+++ Given data

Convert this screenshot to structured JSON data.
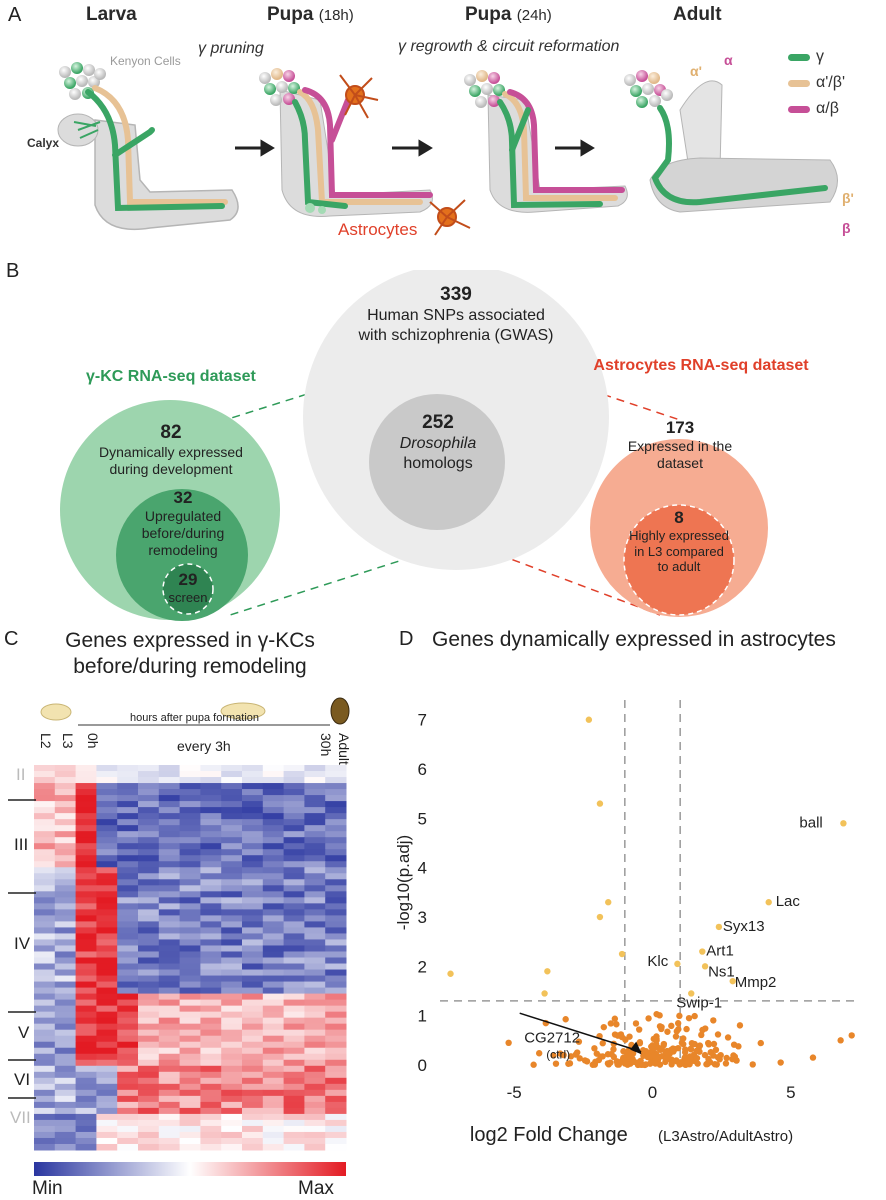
{
  "panel_a": {
    "letter": "A",
    "stages": [
      {
        "title": "Larva",
        "sub": ""
      },
      {
        "title": "Pupa",
        "sub": "(18h)"
      },
      {
        "title": "Pupa",
        "sub": "(24h)"
      },
      {
        "title": "Adult",
        "sub": ""
      }
    ],
    "caption_pruning": "γ pruning",
    "caption_regrowth": "γ regrowth & circuit reformation",
    "kenyon_cells": "Kenyon Cells",
    "calyx": "Calyx",
    "astrocytes": "Astrocytes",
    "lobe_alpha_prime": "α'",
    "lobe_alpha": "α",
    "lobe_beta_prime": "β'",
    "lobe_beta": "β",
    "legend": [
      {
        "label": "γ",
        "color": "#3aa564"
      },
      {
        "label": "α'/β'",
        "color": "#e7c295"
      },
      {
        "label": "α/β",
        "color": "#c64f97"
      }
    ]
  },
  "panel_b": {
    "letter": "B",
    "center": {
      "number": "339",
      "text": "Human SNPs associated with schizophrenia (GWAS)"
    },
    "inner": {
      "number": "252",
      "text_italic": "Drosophila",
      "text": "homologs"
    },
    "left_title": "γ-KC RNA-seq dataset",
    "left_outer": {
      "number": "82",
      "text": "Dynamically expressed during development"
    },
    "left_mid": {
      "number": "32",
      "text": "Upregulated before/during remodeling"
    },
    "left_inner": {
      "number": "29",
      "text": "screen"
    },
    "right_title": "Astrocytes RNA-seq dataset",
    "right_outer": {
      "number": "173",
      "text": "Expressed in the dataset"
    },
    "right_inner": {
      "number": "8",
      "text": "Highly expressed in L3 compared to adult"
    }
  },
  "panel_c": {
    "letter": "C",
    "title": "Genes expressed in γ-KCs before/during remodeling",
    "hours_label": "hours after pupa formation",
    "every_label": "every 3h",
    "col_labels": [
      "L2",
      "L3",
      "0h",
      "30h",
      "Adult"
    ],
    "clusters": [
      "II",
      "III",
      "IV",
      "V",
      "VI",
      "VII"
    ],
    "scale_min": "Min",
    "scale_max": "Max"
  },
  "panel_d": {
    "letter": "D",
    "title": "Genes dynamically expressed in astrocytes"
  },
  "chart_data": [
    {
      "type": "heatmap",
      "title": "Genes expressed in γ-KCs before/during remodeling",
      "rows": 64,
      "columns": 15,
      "color_scale": {
        "min_label": "Min",
        "max_label": "Max",
        "min_color": "#2a36a0",
        "mid_color": "#ffffff",
        "max_color": "#e31b23"
      },
      "row_clusters": [
        "II",
        "III",
        "IV",
        "V",
        "VI",
        "VII"
      ],
      "column_labels": [
        "L2",
        "L3",
        "0h",
        "every 3h",
        "30h",
        "Adult"
      ]
    },
    {
      "type": "scatter",
      "title": "Genes dynamically expressed in astrocytes",
      "xlabel": "log2 Fold Change",
      "xlabel_sub": "(L3Astro/AdultAstro)",
      "ylabel": "-log10(p.adj)",
      "xlim": [
        -7.5,
        7.5
      ],
      "ylim": [
        0,
        7.4
      ],
      "x_ticks": [
        -5,
        0,
        5
      ],
      "y_ticks": [
        0,
        1,
        2,
        3,
        4,
        5,
        6,
        7
      ],
      "threshold_x": [
        -1,
        1
      ],
      "threshold_y": 1.3,
      "point_color": "#e8862a",
      "labeled_points": [
        {
          "label": "ball",
          "x": 6.9,
          "y": 4.9
        },
        {
          "label": "Lac",
          "x": 4.2,
          "y": 3.3
        },
        {
          "label": "Syx13",
          "x": 2.4,
          "y": 2.8
        },
        {
          "label": "Art1",
          "x": 1.8,
          "y": 2.3
        },
        {
          "label": "Ns1",
          "x": 1.9,
          "y": 2.0
        },
        {
          "label": "Mmp2",
          "x": 2.9,
          "y": 1.7
        },
        {
          "label": "Klc",
          "x": 0.9,
          "y": 2.05
        },
        {
          "label": "Swip-1",
          "x": 1.4,
          "y": 1.45
        },
        {
          "label": "CG2712",
          "label_sub": "(ctrl)",
          "x": -0.3,
          "y": 0.25
        }
      ],
      "other_points": [
        {
          "x": -2.3,
          "y": 7.0
        },
        {
          "x": -1.9,
          "y": 5.3
        },
        {
          "x": -1.6,
          "y": 3.3
        },
        {
          "x": -1.9,
          "y": 3.0
        },
        {
          "x": -1.1,
          "y": 2.25
        },
        {
          "x": -3.8,
          "y": 1.9
        },
        {
          "x": -7.3,
          "y": 1.85
        },
        {
          "x": -3.9,
          "y": 1.45
        },
        {
          "x": 7.2,
          "y": 0.6
        },
        {
          "x": 6.8,
          "y": 0.5
        },
        {
          "x": 5.8,
          "y": 0.15
        },
        {
          "x": -5.2,
          "y": 0.45
        }
      ]
    }
  ]
}
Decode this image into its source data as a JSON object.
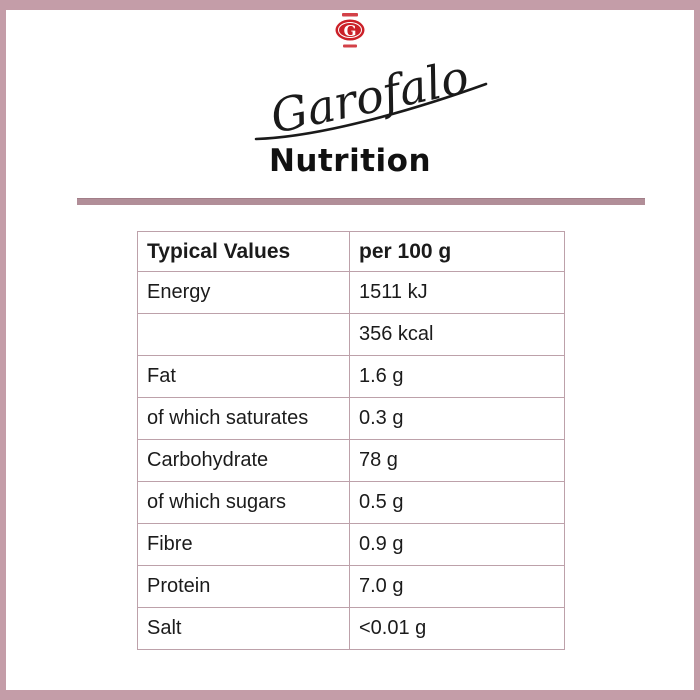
{
  "brand": {
    "name": "Garofalo",
    "emblem_letter": "G",
    "emblem_color": "#cb2028"
  },
  "page": {
    "title": "Nutrition",
    "frame_color": "#c49da8",
    "divider_color": "#b18e98"
  },
  "table": {
    "headers": [
      "Typical Values",
      "per 100 g"
    ],
    "rows": [
      [
        "Energy",
        "1511 kJ"
      ],
      [
        "",
        "356 kcal"
      ],
      [
        "Fat",
        "1.6 g"
      ],
      [
        "of which saturates",
        "0.3 g"
      ],
      [
        "Carbohydrate",
        "78 g"
      ],
      [
        "of which sugars",
        "0.5 g"
      ],
      [
        "Fibre",
        "0.9 g"
      ],
      [
        "Protein",
        "7.0 g"
      ],
      [
        "Salt",
        "<0.01 g"
      ]
    ]
  }
}
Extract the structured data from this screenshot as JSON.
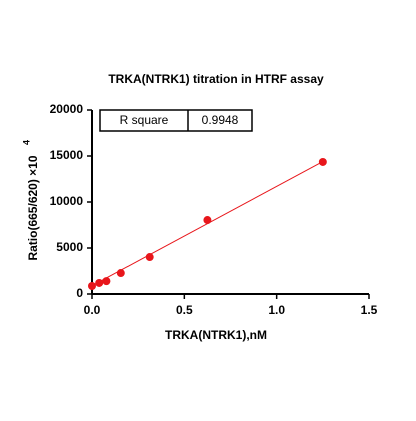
{
  "chart_data": {
    "type": "scatter",
    "title": "TRKA(NTRK1) titration in HTRF assay",
    "xlabel": "TRKA(NTRK1),nM",
    "ylabel": "Ratio(665/620) ×10",
    "ylabel_sup": "4",
    "x": [
      0,
      0.039,
      0.078,
      0.156,
      0.3125,
      0.625,
      1.25
    ],
    "series": [
      {
        "color": "#e8161b",
        "values": [
          870,
          1200,
          1400,
          2280,
          4020,
          8040,
          14350
        ]
      }
    ],
    "fit_line": {
      "color": "#e8161b",
      "x": [
        0,
        1.25
      ],
      "values": [
        900,
        14400
      ]
    },
    "stats": {
      "label": "R square",
      "value": "0.9948"
    },
    "xlim": [
      0,
      1.5
    ],
    "xticks": [
      {
        "value": 0,
        "label": "0.0"
      },
      0.5,
      {
        "value": 1,
        "label": "1.0"
      },
      1.5
    ],
    "ylim": [
      0,
      20000
    ],
    "yticks": [
      0,
      5000,
      10000,
      15000,
      20000
    ]
  }
}
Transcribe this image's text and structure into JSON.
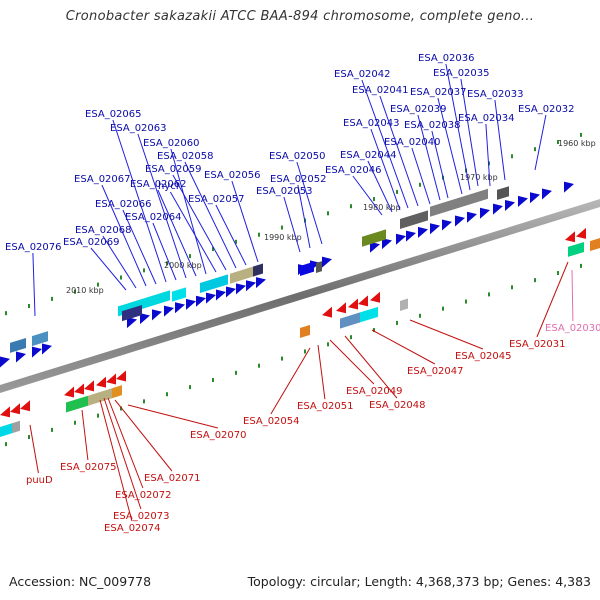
{
  "title": "Cronobacter sakazakii ATCC BAA-894 chromosome, complete geno...",
  "accession": "Accession: NC_009778",
  "summary": "Topology: circular; Length: 4,368,373 bp; Genes: 4,383",
  "colors": {
    "forward_gene": "#0a0acf",
    "reverse_gene": "#e01010",
    "forward_label": "#0a0aa8",
    "reverse_label": "#c21010",
    "pseudo_label": "#e070b0",
    "backbone": "#808080",
    "tick": "#2a8a2a"
  },
  "ruler": {
    "ticks": [
      {
        "kbp": 1960,
        "label": "1960 kbp"
      },
      {
        "kbp": 1970,
        "label": "1970 kbp"
      },
      {
        "kbp": 1980,
        "label": "1980 kbp"
      },
      {
        "kbp": 1990,
        "label": "1990 kbp"
      },
      {
        "kbp": 2000,
        "label": "2000 kbp"
      },
      {
        "kbp": 2010,
        "label": "2010 kbp"
      }
    ]
  },
  "forward_genes": [
    "ESA_02032",
    "ESA_02033",
    "ESA_02034",
    "ESA_02035",
    "ESA_02036",
    "ESA_02037",
    "ESA_02038",
    "ESA_02039",
    "ESA_02040",
    "ESA_02041",
    "ESA_02042",
    "ESA_02043",
    "ESA_02044",
    "ESA_02046",
    "ESA_02050",
    "ESA_02052",
    "ESA_02053",
    "ESA_02056",
    "ESA_02057",
    "ESA_02058",
    "ESA_02059",
    "hycI",
    "ESA_02060",
    "ESA_02062",
    "ESA_02063",
    "ESA_02064",
    "ESA_02065",
    "ESA_02066",
    "ESA_02067",
    "ESA_02068",
    "ESA_02069",
    "ESA_02076"
  ],
  "reverse_genes": [
    "ESA_02030",
    "ESA_02031",
    "ESA_02045",
    "ESA_02047",
    "ESA_02048",
    "ESA_02049",
    "ESA_02051",
    "ESA_02054",
    "ESA_02070",
    "ESA_02071",
    "ESA_02072",
    "ESA_02073",
    "ESA_02074",
    "ESA_02075",
    "puuD"
  ]
}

++++++

(Directions): What is the number of lines in the data that contain "type"? Write that number and nothing else.

(Written response): 3